▶ [Exercise prompt]
Within the data below, state how many lines contain the string "Mustapha". Provide the number only.
** START OF Data entries **
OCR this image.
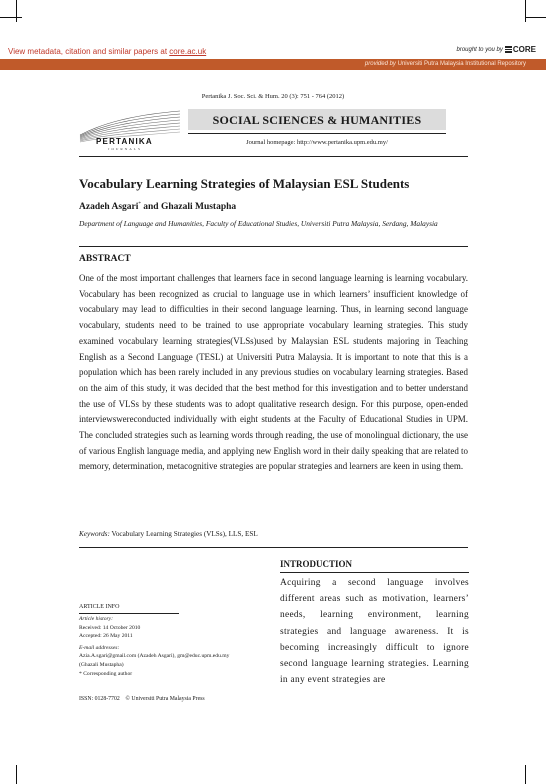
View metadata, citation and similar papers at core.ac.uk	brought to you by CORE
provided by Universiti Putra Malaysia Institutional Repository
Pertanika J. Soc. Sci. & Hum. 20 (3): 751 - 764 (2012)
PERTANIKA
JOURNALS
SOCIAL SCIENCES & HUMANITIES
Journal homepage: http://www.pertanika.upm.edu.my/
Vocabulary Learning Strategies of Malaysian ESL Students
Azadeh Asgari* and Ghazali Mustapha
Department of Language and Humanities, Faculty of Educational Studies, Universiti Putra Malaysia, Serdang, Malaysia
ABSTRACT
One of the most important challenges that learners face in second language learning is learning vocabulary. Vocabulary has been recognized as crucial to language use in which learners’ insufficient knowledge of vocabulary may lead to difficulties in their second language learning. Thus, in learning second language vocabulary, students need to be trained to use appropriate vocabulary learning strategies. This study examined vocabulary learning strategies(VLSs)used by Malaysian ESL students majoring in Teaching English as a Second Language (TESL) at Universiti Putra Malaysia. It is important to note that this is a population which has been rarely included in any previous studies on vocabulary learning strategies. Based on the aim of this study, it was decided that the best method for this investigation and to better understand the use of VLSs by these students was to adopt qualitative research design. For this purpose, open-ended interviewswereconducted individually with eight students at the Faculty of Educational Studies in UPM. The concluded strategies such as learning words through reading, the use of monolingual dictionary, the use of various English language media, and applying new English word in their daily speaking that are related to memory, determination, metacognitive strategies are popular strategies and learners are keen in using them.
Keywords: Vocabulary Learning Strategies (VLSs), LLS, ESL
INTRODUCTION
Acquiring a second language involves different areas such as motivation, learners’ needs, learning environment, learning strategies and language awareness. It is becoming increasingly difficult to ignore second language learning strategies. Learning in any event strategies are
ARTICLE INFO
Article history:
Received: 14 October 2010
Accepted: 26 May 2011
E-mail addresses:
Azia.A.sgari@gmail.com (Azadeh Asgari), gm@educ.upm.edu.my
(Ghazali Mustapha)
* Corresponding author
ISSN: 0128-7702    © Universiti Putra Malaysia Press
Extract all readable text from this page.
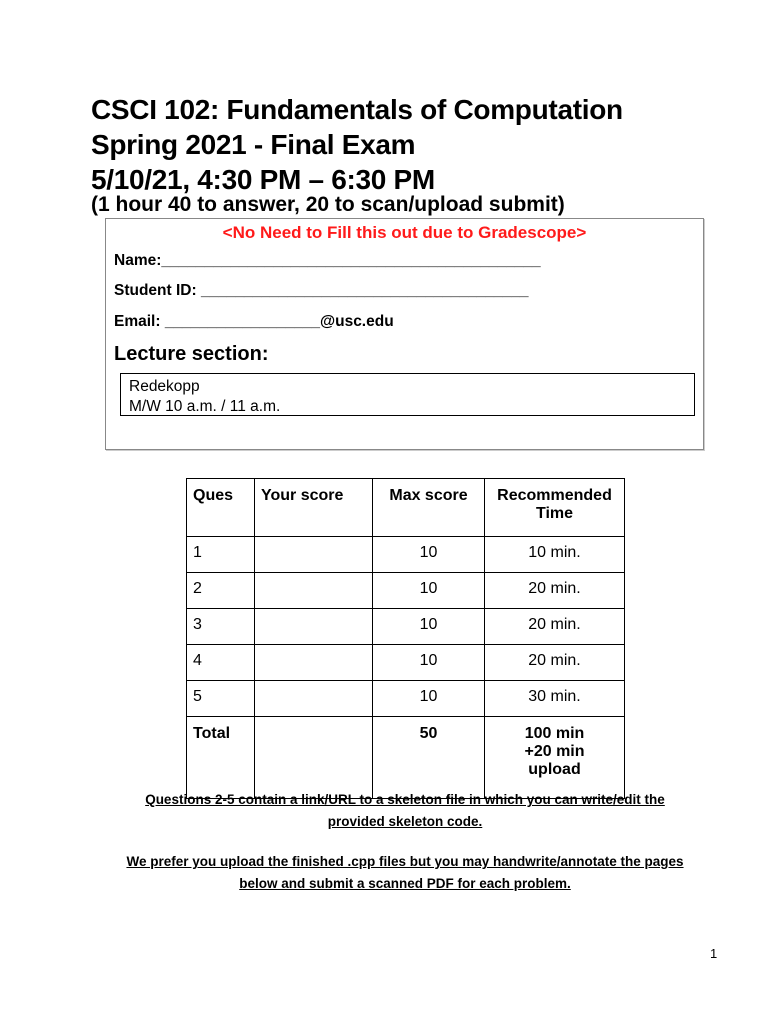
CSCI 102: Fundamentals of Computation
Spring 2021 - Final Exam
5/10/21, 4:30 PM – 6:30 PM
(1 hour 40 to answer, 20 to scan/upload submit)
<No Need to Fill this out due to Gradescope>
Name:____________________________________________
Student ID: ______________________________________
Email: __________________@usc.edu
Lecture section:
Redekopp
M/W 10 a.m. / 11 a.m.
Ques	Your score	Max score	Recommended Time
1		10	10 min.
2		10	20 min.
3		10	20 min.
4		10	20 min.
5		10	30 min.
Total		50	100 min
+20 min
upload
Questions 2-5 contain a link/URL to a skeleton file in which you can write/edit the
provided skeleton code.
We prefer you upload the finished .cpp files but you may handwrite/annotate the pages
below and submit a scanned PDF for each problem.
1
** END OF Data entries **
▶ [Written response]
2